▶ [YOUR OBJECTIVE]: Reproduce the entries in full, with no changes.

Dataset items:
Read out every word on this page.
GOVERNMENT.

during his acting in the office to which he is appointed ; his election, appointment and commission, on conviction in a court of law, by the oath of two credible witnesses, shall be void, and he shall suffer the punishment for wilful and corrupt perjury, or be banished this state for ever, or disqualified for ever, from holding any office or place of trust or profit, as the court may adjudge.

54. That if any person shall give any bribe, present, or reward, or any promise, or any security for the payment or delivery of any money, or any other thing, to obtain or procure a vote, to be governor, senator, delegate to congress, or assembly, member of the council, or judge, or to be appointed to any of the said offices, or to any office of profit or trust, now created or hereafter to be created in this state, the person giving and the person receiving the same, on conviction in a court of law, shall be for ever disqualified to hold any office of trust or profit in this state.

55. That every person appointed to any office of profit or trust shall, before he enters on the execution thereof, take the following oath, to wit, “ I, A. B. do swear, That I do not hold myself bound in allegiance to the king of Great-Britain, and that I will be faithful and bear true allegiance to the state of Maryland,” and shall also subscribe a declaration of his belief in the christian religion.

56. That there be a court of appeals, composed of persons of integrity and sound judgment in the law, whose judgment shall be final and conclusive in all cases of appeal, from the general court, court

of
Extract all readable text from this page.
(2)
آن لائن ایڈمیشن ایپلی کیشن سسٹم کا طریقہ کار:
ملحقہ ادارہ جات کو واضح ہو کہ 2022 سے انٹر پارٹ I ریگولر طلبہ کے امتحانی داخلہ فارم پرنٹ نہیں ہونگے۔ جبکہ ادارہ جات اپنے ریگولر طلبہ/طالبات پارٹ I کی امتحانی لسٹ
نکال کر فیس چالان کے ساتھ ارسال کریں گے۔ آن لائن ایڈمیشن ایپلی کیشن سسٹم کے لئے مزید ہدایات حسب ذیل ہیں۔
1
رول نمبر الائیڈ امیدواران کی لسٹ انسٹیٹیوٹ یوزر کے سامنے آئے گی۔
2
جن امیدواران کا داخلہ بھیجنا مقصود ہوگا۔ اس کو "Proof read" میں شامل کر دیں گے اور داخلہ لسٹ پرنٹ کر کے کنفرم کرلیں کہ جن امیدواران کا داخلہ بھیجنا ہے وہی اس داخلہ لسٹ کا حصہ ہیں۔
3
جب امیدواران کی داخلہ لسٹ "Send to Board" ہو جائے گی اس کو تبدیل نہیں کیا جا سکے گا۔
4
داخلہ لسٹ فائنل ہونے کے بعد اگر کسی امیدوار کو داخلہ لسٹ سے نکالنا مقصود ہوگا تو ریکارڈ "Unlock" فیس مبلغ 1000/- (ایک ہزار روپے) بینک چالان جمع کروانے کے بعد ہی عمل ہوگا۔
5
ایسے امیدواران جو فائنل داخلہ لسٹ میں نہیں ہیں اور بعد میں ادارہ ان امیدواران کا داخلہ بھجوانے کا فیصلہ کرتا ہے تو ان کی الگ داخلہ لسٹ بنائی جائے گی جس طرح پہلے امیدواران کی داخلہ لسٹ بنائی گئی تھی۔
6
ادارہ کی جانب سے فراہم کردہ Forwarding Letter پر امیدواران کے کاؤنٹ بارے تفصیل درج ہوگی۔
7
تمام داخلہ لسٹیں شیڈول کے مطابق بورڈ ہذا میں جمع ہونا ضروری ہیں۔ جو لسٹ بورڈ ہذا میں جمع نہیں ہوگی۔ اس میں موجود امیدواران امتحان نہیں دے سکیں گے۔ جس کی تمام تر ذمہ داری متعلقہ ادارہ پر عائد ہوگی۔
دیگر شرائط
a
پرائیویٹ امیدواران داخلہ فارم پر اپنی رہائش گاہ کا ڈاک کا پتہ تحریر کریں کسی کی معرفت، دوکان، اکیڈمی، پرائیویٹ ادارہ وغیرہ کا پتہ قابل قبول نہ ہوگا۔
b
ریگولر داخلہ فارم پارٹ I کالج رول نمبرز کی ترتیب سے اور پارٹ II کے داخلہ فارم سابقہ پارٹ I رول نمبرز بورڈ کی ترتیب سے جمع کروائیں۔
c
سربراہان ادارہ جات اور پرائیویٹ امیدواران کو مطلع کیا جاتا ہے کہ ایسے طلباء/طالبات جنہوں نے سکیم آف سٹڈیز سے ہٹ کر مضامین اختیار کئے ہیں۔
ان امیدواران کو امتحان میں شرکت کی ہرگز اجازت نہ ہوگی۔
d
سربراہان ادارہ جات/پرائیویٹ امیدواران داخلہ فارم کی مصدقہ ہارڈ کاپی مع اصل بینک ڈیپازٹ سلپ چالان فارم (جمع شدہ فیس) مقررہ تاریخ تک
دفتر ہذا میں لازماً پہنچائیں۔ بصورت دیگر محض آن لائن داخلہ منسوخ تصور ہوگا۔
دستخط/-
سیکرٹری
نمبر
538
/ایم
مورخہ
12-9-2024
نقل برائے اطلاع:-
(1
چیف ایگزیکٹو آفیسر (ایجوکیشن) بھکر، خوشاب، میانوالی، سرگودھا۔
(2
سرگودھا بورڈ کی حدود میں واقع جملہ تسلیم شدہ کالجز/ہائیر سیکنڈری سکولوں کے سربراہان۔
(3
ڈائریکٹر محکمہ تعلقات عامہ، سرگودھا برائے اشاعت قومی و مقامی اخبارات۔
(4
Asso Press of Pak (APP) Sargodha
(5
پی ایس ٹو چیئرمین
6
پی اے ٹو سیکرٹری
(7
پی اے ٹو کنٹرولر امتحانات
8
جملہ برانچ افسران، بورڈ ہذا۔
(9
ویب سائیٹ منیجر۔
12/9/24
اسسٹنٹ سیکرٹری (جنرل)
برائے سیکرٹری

▶ [FULL OUTPUT]:
Read out every word on this page.
GOVERNMENT.

during his acting in the office to which he is appointed ; his election, appointment and commission, on conviction in a court of law, by the oath of two credible witnesses, shall be void, and he shall suffer the punishment for wilful and corrupt perjury, or be banished this state for ever, or disqualified for ever, from holding any office or place of trust or profit, as the court may adjudge.

54. That if any person shall give any bribe, present, or reward, or any promise, or any security for the payment or delivery of any money, or any other thing, to obtain or procure a vote, to be governor, senator, delegate to congress, or assembly, member of the council, or judge, or to be appointed to any of the said offices, or to any office of profit or trust, now created or hereafter to be created in this state, the person giving and the person receiving the same, on conviction in a court of law, shall be for ever disqualified to hold any office of trust or profit in this state.

55. That every person appointed to any office of profit or trust shall, before he enters on the execution thereof, take the following oath, to wit, “ I, A. B. do swear, That I do not hold myself bound in allegiance to the king of Great-Britain, and that I will be faithful and bear true allegiance to the state of Maryland,” and shall also subscribe a declaration of his belief in the christian religion.

56. That there be a court of appeals, composed of persons of integrity and sound judgment in the law, whose judgment shall be final and conclusive in all cases of appeal, from the general court, court

of
Extract all readable text from this page.
(2)
آن لائن ایڈمیشن ایپلی کیشن سسٹم کا طریقہ کار:
ملحقہ ادارہ جات کو واضح ہو کہ 2022 سے انٹر پارٹ I ریگولر طلبہ کے امتحانی داخلہ فارم پرنٹ نہیں ہونگے۔ جبکہ ادارہ جات اپنے ریگولر طلبہ/طالبات پارٹ I کی امتحانی لسٹ
نکال کر فیس چالان کے ساتھ ارسال کریں گے۔ آن لائن ایڈمیشن ایپلی کیشن سسٹم کے لئے مزید ہدایات حسب ذیل ہیں۔
1
رول نمبر الائیڈ امیدواران کی لسٹ انسٹیٹیوٹ یوزر کے سامنے آئے گی۔
2
جن امیدواران کا داخلہ بھیجنا مقصود ہوگا۔ اس کو "Proof read" میں شامل کر دیں گے اور داخلہ لسٹ پرنٹ کر کے کنفرم کرلیں کہ جن امیدواران کا داخلہ بھیجنا ہے وہی اس داخلہ لسٹ کا حصہ ہیں۔
3
جب امیدواران کی داخلہ لسٹ "Send to Board" ہو جائے گی اس کو تبدیل نہیں کیا جا سکے گا۔
4
داخلہ لسٹ فائنل ہونے کے بعد اگر کسی امیدوار کو داخلہ لسٹ سے نکالنا مقصود ہوگا تو ریکارڈ "Unlock" فیس مبلغ 1000/- (ایک ہزار روپے) بینک چالان جمع کروانے کے بعد ہی عمل ہوگا۔
5
ایسے امیدواران جو فائنل داخلہ لسٹ میں نہیں ہیں اور بعد میں ادارہ ان امیدواران کا داخلہ بھجوانے کا فیصلہ کرتا ہے تو ان کی الگ داخلہ لسٹ بنائی جائے گی جس طرح پہلے امیدواران کی داخلہ لسٹ بنائی گئی تھی۔
6
ادارہ کی جانب سے فراہم کردہ Forwarding Letter پر امیدواران کے کاؤنٹ بارے تفصیل درج ہوگی۔
7
تمام داخلہ لسٹیں شیڈول کے مطابق بورڈ ہذا میں جمع ہونا ضروری ہیں۔ جو لسٹ بورڈ ہذا میں جمع نہیں ہوگی۔ اس میں موجود امیدواران امتحان نہیں دے سکیں گے۔ جس کی تمام تر ذمہ داری متعلقہ ادارہ پر عائد ہوگی۔
دیگر شرائط
a
پرائیویٹ امیدواران داخلہ فارم پر اپنی رہائش گاہ کا ڈاک کا پتہ تحریر کریں کسی کی معرفت، دوکان، اکیڈمی، پرائیویٹ ادارہ وغیرہ کا پتہ قابل قبول نہ ہوگا۔
b
ریگولر داخلہ فارم پارٹ I کالج رول نمبرز کی ترتیب سے اور پارٹ II کے داخلہ فارم سابقہ پارٹ I رول نمبرز بورڈ کی ترتیب سے جمع کروائیں۔
c
سربراہان ادارہ جات اور پرائیویٹ امیدواران کو مطلع کیا جاتا ہے کہ ایسے طلباء/طالبات جنہوں نے سکیم آف سٹڈیز سے ہٹ کر مضامین اختیار کئے ہیں۔
ان امیدواران کو امتحان میں شرکت کی ہرگز اجازت نہ ہوگی۔
d
سربراہان ادارہ جات/پرائیویٹ امیدواران داخلہ فارم کی مصدقہ ہارڈ کاپی مع اصل بینک ڈیپازٹ سلپ چالان فارم (جمع شدہ فیس) مقررہ تاریخ تک
دفتر ہذا میں لازماً پہنچائیں۔ بصورت دیگر محض آن لائن داخلہ منسوخ تصور ہوگا۔
دستخط/-
سیکرٹری
نمبر
538
/ایم
مورخہ
12-9-2024
نقل برائے اطلاع:-
(1
چیف ایگزیکٹو آفیسر (ایجوکیشن) بھکر، خوشاب، میانوالی، سرگودھا۔
(2
سرگودھا بورڈ کی حدود میں واقع جملہ تسلیم شدہ کالجز/ہائیر سیکنڈری سکولوں کے سربراہان۔
(3
ڈائریکٹر محکمہ تعلقات عامہ، سرگودھا برائے اشاعت قومی و مقامی اخبارات۔
(4
Asso Press of Pak (APP) Sargodha
(5
پی ایس ٹو چیئرمین
6
پی اے ٹو سیکرٹری
(7
پی اے ٹو کنٹرولر امتحانات
8
جملہ برانچ افسران، بورڈ ہذا۔
(9
ویب سائیٹ منیجر۔
12/9/24
اسسٹنٹ سیکرٹری (جنرل)
برائے سیکرٹری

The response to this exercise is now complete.